***** Records supplied *****

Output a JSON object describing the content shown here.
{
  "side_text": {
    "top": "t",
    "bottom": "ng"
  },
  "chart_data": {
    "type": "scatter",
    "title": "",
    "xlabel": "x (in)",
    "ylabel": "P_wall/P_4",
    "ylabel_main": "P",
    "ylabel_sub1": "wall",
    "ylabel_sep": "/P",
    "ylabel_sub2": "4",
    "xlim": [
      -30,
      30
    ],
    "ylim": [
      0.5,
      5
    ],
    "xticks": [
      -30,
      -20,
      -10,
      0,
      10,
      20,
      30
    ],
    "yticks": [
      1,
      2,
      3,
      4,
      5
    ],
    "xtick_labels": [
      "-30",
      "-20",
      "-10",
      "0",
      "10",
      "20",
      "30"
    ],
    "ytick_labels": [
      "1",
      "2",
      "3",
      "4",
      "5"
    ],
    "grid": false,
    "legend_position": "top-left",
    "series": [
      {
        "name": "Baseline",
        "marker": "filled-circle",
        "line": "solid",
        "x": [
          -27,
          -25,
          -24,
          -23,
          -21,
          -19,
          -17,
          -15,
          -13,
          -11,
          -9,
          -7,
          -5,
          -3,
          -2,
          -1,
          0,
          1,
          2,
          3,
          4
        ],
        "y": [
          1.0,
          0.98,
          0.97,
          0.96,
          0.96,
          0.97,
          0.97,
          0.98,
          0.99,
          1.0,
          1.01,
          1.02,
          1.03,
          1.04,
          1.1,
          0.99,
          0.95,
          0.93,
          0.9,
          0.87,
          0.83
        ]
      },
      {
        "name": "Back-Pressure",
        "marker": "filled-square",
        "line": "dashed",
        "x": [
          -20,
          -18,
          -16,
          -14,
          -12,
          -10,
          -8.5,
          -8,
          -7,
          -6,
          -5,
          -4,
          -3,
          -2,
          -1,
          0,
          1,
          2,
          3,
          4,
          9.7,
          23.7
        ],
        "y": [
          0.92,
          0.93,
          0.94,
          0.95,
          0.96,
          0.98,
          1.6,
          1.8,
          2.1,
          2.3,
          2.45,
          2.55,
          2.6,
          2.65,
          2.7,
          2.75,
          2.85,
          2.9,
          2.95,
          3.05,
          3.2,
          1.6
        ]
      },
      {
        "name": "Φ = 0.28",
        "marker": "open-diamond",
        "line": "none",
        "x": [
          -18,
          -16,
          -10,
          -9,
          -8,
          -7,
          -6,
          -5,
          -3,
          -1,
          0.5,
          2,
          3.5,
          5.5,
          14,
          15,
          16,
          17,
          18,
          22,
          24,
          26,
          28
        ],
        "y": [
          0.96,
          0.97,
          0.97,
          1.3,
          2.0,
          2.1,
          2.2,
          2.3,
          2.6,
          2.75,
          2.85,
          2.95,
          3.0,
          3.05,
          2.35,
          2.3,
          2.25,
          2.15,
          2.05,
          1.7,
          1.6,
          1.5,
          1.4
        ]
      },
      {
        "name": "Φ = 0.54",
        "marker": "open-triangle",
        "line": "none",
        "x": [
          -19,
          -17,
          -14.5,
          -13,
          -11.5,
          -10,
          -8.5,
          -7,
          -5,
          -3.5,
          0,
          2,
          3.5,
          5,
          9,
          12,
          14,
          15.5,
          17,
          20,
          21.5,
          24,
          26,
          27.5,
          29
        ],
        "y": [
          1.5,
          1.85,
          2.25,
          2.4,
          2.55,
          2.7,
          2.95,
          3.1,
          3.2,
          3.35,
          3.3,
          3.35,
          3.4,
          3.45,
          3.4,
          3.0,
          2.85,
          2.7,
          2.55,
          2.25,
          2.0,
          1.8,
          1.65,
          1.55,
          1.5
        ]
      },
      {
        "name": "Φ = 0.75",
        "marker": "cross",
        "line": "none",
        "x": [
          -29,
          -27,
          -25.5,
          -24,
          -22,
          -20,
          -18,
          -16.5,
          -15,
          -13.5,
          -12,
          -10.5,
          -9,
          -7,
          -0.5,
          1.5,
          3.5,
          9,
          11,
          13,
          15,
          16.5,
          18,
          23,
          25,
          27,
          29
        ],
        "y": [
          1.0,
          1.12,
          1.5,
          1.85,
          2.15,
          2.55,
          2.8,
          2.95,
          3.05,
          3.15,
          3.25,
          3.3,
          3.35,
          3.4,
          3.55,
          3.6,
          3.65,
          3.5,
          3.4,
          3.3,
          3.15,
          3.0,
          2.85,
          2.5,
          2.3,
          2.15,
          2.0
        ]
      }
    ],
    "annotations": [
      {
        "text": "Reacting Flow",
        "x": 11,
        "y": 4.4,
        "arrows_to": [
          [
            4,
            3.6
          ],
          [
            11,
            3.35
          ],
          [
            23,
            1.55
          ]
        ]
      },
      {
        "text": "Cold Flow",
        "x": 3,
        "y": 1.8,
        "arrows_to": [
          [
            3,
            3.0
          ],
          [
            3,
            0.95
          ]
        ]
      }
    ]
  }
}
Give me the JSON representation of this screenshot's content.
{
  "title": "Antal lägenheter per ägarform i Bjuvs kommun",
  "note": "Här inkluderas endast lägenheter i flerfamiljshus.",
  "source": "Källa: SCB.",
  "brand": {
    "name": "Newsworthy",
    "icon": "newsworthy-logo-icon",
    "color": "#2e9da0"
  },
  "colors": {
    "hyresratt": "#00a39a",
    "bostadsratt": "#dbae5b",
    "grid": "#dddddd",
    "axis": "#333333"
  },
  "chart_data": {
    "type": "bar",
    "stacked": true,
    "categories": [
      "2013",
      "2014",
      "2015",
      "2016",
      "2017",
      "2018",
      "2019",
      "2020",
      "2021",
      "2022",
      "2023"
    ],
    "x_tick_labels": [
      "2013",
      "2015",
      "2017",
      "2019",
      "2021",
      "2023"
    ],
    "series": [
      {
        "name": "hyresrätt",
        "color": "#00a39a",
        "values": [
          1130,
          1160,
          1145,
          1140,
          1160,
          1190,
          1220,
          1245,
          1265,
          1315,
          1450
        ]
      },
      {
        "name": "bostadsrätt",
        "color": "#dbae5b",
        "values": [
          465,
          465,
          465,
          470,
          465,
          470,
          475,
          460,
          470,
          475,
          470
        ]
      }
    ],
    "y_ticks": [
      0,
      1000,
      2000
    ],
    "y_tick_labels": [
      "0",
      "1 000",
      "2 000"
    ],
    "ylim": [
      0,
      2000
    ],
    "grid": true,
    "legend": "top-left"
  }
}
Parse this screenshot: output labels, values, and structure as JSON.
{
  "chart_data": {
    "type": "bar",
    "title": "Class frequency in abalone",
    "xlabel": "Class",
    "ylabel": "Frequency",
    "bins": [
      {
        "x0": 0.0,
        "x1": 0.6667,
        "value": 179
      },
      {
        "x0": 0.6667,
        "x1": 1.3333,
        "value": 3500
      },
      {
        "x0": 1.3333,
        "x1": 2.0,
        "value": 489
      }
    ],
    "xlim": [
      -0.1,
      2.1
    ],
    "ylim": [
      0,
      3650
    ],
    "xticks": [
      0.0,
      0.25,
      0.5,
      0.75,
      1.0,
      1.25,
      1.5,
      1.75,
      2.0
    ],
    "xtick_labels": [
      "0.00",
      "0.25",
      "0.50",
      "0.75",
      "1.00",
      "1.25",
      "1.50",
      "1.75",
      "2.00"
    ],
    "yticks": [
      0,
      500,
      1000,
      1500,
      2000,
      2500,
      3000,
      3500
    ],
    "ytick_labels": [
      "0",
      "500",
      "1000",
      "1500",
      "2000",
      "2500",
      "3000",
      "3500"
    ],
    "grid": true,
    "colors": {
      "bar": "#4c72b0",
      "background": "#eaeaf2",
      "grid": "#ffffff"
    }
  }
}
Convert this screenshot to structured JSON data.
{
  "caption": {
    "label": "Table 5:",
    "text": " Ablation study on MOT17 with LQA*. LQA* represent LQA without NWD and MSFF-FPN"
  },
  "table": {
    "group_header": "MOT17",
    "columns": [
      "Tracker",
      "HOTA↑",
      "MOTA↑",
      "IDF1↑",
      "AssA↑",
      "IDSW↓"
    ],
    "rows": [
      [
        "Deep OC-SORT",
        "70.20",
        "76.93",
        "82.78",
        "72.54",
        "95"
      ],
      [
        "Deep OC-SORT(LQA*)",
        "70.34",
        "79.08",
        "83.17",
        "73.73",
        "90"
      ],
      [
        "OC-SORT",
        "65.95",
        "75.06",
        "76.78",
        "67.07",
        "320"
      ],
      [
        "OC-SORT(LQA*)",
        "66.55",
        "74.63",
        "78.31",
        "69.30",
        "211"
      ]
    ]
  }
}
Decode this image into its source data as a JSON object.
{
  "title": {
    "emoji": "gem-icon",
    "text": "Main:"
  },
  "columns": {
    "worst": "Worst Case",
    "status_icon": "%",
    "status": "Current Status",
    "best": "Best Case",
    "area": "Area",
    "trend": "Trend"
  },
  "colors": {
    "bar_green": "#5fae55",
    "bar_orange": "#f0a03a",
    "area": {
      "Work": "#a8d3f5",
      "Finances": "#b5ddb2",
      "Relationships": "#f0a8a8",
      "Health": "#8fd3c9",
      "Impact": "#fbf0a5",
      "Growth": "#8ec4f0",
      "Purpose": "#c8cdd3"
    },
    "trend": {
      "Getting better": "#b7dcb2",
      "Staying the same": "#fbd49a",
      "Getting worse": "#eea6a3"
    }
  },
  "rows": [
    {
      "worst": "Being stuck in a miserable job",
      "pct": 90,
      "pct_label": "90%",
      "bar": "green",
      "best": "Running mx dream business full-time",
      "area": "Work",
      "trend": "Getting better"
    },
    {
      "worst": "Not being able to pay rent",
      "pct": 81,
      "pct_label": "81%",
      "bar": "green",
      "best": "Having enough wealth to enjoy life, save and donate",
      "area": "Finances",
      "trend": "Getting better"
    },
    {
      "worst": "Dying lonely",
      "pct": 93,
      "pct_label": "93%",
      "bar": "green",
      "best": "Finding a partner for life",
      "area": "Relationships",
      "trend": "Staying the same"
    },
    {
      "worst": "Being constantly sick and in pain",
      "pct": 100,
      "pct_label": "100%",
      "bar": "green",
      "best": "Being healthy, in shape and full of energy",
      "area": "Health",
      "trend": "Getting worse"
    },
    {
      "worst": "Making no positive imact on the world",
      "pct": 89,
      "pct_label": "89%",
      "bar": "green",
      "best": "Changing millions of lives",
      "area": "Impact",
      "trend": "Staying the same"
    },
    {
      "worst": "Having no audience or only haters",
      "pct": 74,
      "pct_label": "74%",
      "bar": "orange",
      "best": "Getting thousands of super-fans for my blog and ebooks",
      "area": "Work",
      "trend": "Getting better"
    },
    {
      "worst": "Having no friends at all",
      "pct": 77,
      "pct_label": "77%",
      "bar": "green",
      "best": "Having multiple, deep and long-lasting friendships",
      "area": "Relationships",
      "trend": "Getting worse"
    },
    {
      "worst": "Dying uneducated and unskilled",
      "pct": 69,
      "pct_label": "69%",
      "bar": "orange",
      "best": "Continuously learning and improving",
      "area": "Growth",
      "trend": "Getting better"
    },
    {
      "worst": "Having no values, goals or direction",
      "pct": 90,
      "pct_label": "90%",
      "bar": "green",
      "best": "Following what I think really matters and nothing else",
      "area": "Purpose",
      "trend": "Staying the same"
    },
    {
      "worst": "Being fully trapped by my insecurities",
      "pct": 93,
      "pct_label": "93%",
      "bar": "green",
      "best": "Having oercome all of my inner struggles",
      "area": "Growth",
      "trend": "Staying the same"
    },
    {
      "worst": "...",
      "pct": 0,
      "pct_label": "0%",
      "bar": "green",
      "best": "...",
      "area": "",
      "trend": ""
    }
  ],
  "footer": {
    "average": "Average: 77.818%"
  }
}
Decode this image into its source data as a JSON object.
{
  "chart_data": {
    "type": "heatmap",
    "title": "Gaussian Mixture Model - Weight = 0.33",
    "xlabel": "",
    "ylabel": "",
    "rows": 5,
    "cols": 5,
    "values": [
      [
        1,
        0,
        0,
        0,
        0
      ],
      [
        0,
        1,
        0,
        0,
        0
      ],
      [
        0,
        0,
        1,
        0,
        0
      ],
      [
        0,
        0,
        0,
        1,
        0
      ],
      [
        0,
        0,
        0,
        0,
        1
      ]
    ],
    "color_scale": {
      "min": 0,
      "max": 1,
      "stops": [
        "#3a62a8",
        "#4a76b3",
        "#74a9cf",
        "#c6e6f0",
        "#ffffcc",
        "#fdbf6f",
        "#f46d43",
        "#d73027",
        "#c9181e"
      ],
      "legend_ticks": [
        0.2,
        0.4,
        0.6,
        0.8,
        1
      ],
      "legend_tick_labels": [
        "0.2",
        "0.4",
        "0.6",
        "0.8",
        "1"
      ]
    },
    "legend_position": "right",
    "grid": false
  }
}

*****

§ Stated task
Look for lines containing the string "life" and copy them all.

§ Exercise solution
      "best": "Having enough wealth to enjoy life, save and donate",
      "best": "Finding a partner for life",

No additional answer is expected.